The request:
Where a line in the listing below contains the word "加强心理健康教育", copy that line.
>>
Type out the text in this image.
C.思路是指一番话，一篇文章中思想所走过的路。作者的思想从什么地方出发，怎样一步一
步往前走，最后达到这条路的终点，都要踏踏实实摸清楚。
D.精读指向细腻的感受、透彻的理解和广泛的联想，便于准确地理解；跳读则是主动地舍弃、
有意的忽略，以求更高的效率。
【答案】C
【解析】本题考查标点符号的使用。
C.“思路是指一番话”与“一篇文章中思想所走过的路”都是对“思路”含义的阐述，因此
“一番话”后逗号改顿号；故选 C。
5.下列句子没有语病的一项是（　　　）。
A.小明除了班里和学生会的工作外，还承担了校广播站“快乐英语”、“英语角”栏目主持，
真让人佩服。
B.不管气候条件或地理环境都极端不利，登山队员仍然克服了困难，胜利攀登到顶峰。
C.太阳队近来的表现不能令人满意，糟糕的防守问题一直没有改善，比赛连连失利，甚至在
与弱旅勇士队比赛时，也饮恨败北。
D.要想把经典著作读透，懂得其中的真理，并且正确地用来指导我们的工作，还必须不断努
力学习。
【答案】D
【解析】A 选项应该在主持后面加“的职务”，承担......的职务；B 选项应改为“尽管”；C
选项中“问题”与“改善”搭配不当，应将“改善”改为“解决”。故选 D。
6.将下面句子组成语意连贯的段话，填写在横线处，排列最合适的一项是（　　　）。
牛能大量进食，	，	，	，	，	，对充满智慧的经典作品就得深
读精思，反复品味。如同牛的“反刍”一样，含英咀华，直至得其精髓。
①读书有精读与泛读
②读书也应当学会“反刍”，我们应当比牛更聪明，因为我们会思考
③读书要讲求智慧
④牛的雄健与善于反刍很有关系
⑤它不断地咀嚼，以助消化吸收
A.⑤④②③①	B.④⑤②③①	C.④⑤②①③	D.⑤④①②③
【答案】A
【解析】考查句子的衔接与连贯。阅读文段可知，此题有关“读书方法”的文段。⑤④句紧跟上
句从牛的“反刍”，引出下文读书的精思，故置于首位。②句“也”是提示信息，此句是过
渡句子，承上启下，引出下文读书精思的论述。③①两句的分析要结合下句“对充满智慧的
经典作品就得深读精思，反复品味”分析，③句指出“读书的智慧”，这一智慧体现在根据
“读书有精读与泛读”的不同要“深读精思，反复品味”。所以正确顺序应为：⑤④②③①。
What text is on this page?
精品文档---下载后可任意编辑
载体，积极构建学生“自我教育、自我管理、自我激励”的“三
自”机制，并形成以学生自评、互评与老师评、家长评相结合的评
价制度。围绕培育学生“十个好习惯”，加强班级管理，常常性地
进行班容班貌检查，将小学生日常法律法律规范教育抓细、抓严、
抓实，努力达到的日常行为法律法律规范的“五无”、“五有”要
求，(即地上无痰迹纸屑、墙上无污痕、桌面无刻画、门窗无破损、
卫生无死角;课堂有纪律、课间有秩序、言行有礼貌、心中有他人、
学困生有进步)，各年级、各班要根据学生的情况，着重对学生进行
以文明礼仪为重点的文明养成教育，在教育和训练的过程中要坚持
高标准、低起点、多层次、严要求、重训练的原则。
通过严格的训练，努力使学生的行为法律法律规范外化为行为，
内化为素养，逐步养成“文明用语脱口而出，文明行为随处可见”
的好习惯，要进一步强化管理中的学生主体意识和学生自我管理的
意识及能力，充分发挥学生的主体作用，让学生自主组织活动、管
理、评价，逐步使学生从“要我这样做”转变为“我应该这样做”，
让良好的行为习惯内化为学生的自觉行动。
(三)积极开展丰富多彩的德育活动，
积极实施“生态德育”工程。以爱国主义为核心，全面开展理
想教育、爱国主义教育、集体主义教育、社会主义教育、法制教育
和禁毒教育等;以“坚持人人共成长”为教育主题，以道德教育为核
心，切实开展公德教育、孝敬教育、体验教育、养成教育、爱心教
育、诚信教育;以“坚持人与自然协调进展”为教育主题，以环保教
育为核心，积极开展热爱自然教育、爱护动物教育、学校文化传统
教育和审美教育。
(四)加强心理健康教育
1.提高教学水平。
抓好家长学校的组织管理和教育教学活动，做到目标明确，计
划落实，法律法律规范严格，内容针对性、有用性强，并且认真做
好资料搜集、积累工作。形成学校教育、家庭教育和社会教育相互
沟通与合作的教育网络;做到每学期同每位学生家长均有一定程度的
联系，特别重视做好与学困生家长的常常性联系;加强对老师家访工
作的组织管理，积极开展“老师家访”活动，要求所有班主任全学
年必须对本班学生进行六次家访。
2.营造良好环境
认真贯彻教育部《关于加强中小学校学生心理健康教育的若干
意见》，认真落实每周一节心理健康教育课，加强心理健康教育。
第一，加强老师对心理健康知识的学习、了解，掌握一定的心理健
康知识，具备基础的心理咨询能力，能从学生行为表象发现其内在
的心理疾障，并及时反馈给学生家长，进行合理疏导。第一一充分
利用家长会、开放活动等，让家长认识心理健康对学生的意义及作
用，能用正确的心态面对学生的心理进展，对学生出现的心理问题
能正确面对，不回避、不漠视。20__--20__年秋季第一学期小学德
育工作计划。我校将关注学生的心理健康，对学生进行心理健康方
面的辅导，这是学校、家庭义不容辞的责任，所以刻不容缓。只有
<<
Worked solution:
(四)加强心理健康教育
意见》，认真落实每周一节心理健康教育课，加强心理健康教育。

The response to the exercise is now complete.